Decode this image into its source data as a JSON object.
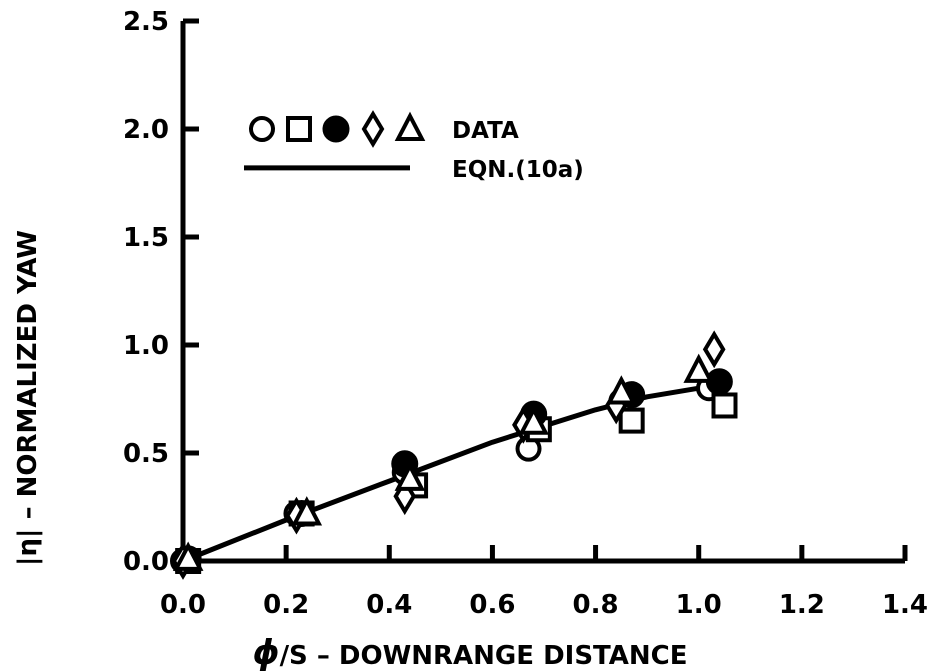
{
  "chart_data": {
    "type": "scatter",
    "xlabel_symbol": "ϕ",
    "xlabel": "/S – DOWNRANGE  DISTANCE",
    "ylabel": "|η| – NORMALIZED  YAW",
    "xlim": [
      0.0,
      1.4
    ],
    "ylim": [
      0.0,
      2.5
    ],
    "x_ticks": [
      "0.0",
      "0.2",
      "0.4",
      "0.6",
      "0.8",
      "1.0",
      "1.2",
      "1.4"
    ],
    "y_ticks": [
      "0.0",
      "0.5",
      "1.0",
      "1.5",
      "2.0",
      "2.5"
    ],
    "grid": false,
    "legend_position": "upper-left",
    "legend": [
      {
        "label": "DATA",
        "markers": [
          "circle-open",
          "square-open",
          "circle-filled",
          "diamond-open",
          "triangle-open"
        ]
      },
      {
        "label": "EQN.(10a)",
        "style": "solid-line"
      }
    ],
    "series": [
      {
        "marker": "circle-open",
        "points": [
          [
            0.0,
            0.0
          ],
          [
            0.22,
            0.22
          ],
          [
            0.43,
            0.41
          ],
          [
            0.67,
            0.52
          ],
          [
            0.85,
            0.74
          ],
          [
            1.02,
            0.8
          ]
        ]
      },
      {
        "marker": "square-open",
        "points": [
          [
            0.01,
            0.0
          ],
          [
            0.23,
            0.22
          ],
          [
            0.45,
            0.35
          ],
          [
            0.69,
            0.61
          ],
          [
            0.87,
            0.65
          ],
          [
            1.05,
            0.72
          ]
        ]
      },
      {
        "marker": "circle-filled",
        "points": [
          [
            0.01,
            0.01
          ],
          [
            0.23,
            0.22
          ],
          [
            0.43,
            0.45
          ],
          [
            0.68,
            0.68
          ],
          [
            0.87,
            0.77
          ],
          [
            1.04,
            0.83
          ]
        ]
      },
      {
        "marker": "diamond-open",
        "points": [
          [
            0.0,
            0.0
          ],
          [
            0.22,
            0.21
          ],
          [
            0.43,
            0.3
          ],
          [
            0.66,
            0.63
          ],
          [
            0.84,
            0.72
          ],
          [
            1.03,
            0.98
          ]
        ]
      },
      {
        "marker": "triangle-open",
        "points": [
          [
            0.01,
            0.01
          ],
          [
            0.24,
            0.22
          ],
          [
            0.44,
            0.38
          ],
          [
            0.68,
            0.64
          ],
          [
            0.85,
            0.78
          ],
          [
            1.0,
            0.88
          ]
        ]
      }
    ],
    "curve": {
      "label": "EQN.(10a)",
      "points": [
        [
          0.0,
          0.0
        ],
        [
          0.2,
          0.19
        ],
        [
          0.4,
          0.37
        ],
        [
          0.6,
          0.55
        ],
        [
          0.8,
          0.7
        ],
        [
          0.9,
          0.76
        ],
        [
          1.0,
          0.8
        ],
        [
          1.05,
          0.82
        ]
      ]
    }
  }
}
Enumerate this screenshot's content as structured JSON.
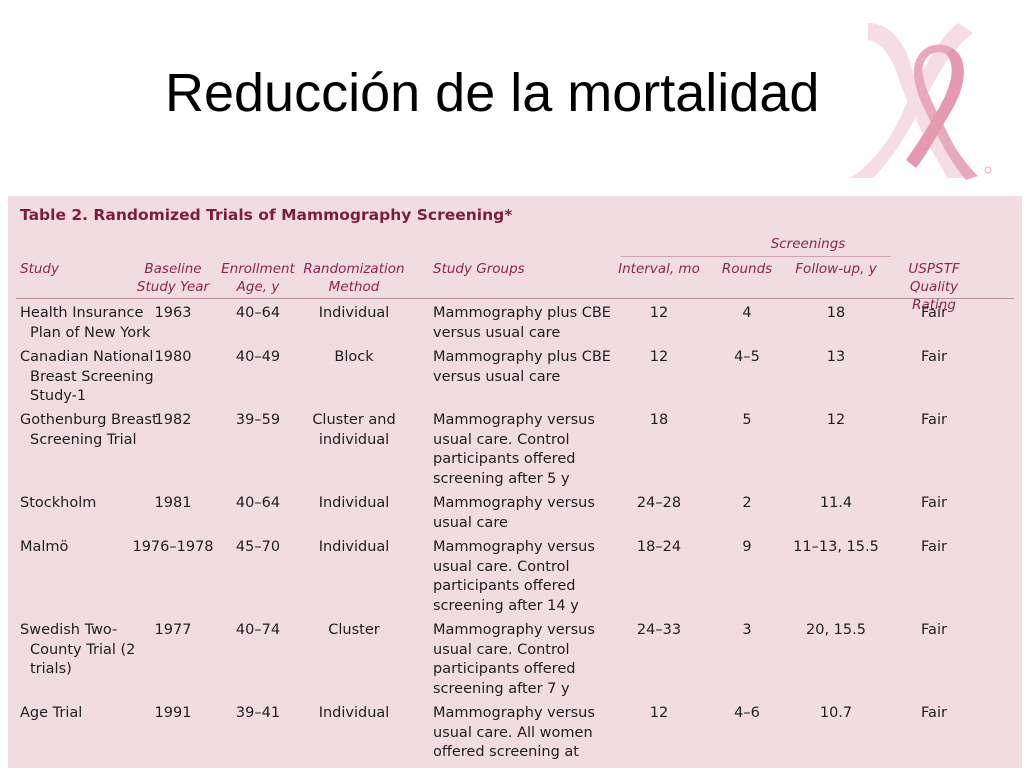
{
  "slide": {
    "title": "Reducción de la mortalidad"
  },
  "logo": {
    "icon": "pink-ribbon-icon",
    "colors": {
      "ribbon": "#e9a9bd",
      "ribbon_light": "#f6dde5"
    }
  },
  "table": {
    "caption": "Table 2. Randomized Trials of Mammography Screening*",
    "group_header": "Screenings",
    "columns": {
      "study": [
        "Study"
      ],
      "year": [
        "Baseline",
        "Study Year"
      ],
      "age": [
        "Enrollment",
        "Age, y"
      ],
      "method": [
        "Randomization",
        "Method"
      ],
      "groups": [
        "Study Groups"
      ],
      "interval": [
        "Interval, mo"
      ],
      "rounds": [
        "Rounds"
      ],
      "followup": [
        "Follow-up, y"
      ],
      "rating": [
        "USPSTF",
        "Quality Rating"
      ]
    },
    "rows": [
      {
        "study": "Health Insurance Plan of New York",
        "year": "1963",
        "age": "40–64",
        "method": "Individual",
        "groups": "Mammography plus CBE versus usual care",
        "interval": "12",
        "rounds": "4",
        "followup": "18",
        "rating": "Fair"
      },
      {
        "study": "Canadian National Breast Screening Study-1",
        "year": "1980",
        "age": "40–49",
        "method": "Block",
        "groups": "Mammography plus CBE versus usual care",
        "interval": "12",
        "rounds": "4–5",
        "followup": "13",
        "rating": "Fair"
      },
      {
        "study": "Gothenburg Breast Screening Trial",
        "year": "1982",
        "age": "39–59",
        "method": "Cluster and individual",
        "groups": "Mammography versus usual care. Control participants offered screening after 5 y",
        "interval": "18",
        "rounds": "5",
        "followup": "12",
        "rating": "Fair"
      },
      {
        "study": "Stockholm",
        "year": "1981",
        "age": "40–64",
        "method": "Individual",
        "groups": "Mammography versus usual care",
        "interval": "24–28",
        "rounds": "2",
        "followup": "11.4",
        "rating": "Fair"
      },
      {
        "study": "Malmö",
        "year": "1976–1978",
        "age": "45–70",
        "method": "Individual",
        "groups": "Mammography versus usual care. Control participants offered screening after 14 y",
        "interval": "18–24",
        "rounds": "9",
        "followup": "11–13, 15.5",
        "rating": "Fair"
      },
      {
        "study": "Swedish Two-County Trial (2 trials)",
        "year": "1977",
        "age": "40–74",
        "method": "Cluster",
        "groups": "Mammography versus usual care. Control participants offered screening after 7 y",
        "interval": "24–33",
        "rounds": "3",
        "followup": "20, 15.5",
        "rating": "Fair"
      },
      {
        "study": "Age Trial",
        "year": "1991",
        "age": "39–41",
        "method": "Individual",
        "groups": "Mammography versus usual care. All women offered screening at",
        "interval": "12",
        "rounds": "4–6",
        "followup": "10.7",
        "rating": "Fair"
      }
    ]
  }
}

——————————

#### THE REQUEST
Calculate how many lines of the material include the string "after", and state that number by itself.

#### ANSWER TO THE EXERCISE
3